[LISTED ENTRIES start]

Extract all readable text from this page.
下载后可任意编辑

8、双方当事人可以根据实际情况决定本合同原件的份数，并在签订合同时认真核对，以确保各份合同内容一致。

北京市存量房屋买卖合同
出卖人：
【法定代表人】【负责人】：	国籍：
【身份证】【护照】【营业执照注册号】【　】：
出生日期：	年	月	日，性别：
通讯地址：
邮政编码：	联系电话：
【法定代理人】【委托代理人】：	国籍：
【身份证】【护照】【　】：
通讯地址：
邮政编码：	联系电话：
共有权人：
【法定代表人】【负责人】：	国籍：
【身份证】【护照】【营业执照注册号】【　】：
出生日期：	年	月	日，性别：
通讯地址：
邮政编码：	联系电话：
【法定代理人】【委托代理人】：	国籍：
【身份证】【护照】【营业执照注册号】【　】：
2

[LISTED ENTRIES end]
[LISTED ENTRIES start]

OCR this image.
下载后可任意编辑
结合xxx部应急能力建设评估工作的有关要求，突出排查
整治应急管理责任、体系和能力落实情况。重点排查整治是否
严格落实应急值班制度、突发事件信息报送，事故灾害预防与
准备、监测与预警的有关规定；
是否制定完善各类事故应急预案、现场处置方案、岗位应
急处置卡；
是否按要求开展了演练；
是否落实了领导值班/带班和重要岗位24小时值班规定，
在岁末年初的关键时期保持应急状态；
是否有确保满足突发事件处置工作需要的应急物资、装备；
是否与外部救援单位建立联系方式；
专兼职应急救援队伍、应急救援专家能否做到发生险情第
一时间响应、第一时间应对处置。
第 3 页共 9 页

[LISTED ENTRIES end]
[LISTED ENTRIES start]

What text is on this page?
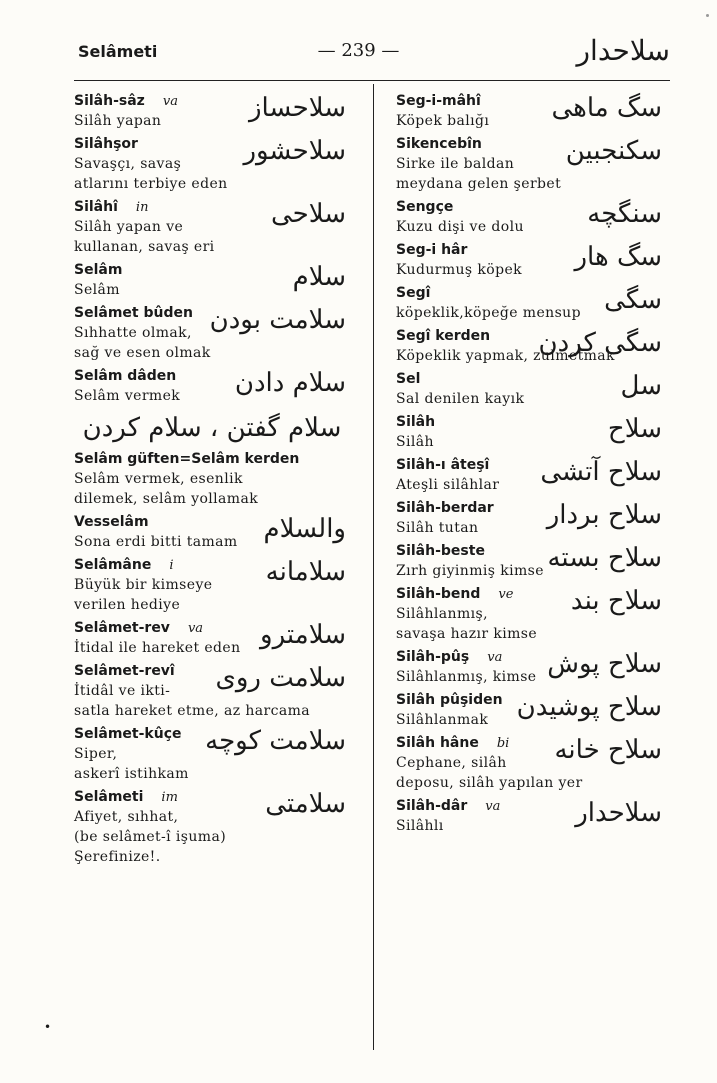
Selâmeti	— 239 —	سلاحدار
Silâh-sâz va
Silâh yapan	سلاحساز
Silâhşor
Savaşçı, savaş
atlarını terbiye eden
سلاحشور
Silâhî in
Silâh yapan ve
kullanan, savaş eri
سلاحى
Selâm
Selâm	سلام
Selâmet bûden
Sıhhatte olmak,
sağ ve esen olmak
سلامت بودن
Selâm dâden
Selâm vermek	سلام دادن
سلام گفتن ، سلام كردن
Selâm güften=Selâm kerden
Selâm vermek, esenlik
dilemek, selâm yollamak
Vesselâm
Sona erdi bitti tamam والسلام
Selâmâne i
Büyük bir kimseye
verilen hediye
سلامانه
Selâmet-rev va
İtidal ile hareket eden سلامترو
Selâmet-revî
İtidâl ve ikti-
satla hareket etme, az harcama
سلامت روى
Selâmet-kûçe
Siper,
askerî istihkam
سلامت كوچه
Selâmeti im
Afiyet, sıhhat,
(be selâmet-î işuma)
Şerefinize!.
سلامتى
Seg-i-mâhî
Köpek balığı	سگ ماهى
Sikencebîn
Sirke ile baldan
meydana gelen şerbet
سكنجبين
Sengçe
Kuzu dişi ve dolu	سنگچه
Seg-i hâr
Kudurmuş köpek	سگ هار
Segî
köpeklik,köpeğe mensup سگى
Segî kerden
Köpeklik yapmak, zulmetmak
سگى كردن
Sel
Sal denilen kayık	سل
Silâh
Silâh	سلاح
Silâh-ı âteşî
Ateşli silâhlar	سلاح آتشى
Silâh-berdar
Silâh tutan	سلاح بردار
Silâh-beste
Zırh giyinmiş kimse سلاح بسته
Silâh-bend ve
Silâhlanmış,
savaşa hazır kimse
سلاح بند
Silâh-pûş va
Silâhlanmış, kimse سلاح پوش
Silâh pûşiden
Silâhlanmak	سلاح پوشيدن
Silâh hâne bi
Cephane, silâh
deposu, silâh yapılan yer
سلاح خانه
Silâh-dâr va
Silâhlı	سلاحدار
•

[LISTED ENTRIES end]

How many of these lines contain "hareket"? Write only the number.

SOLUTION FOR THIS PROBLEM: 2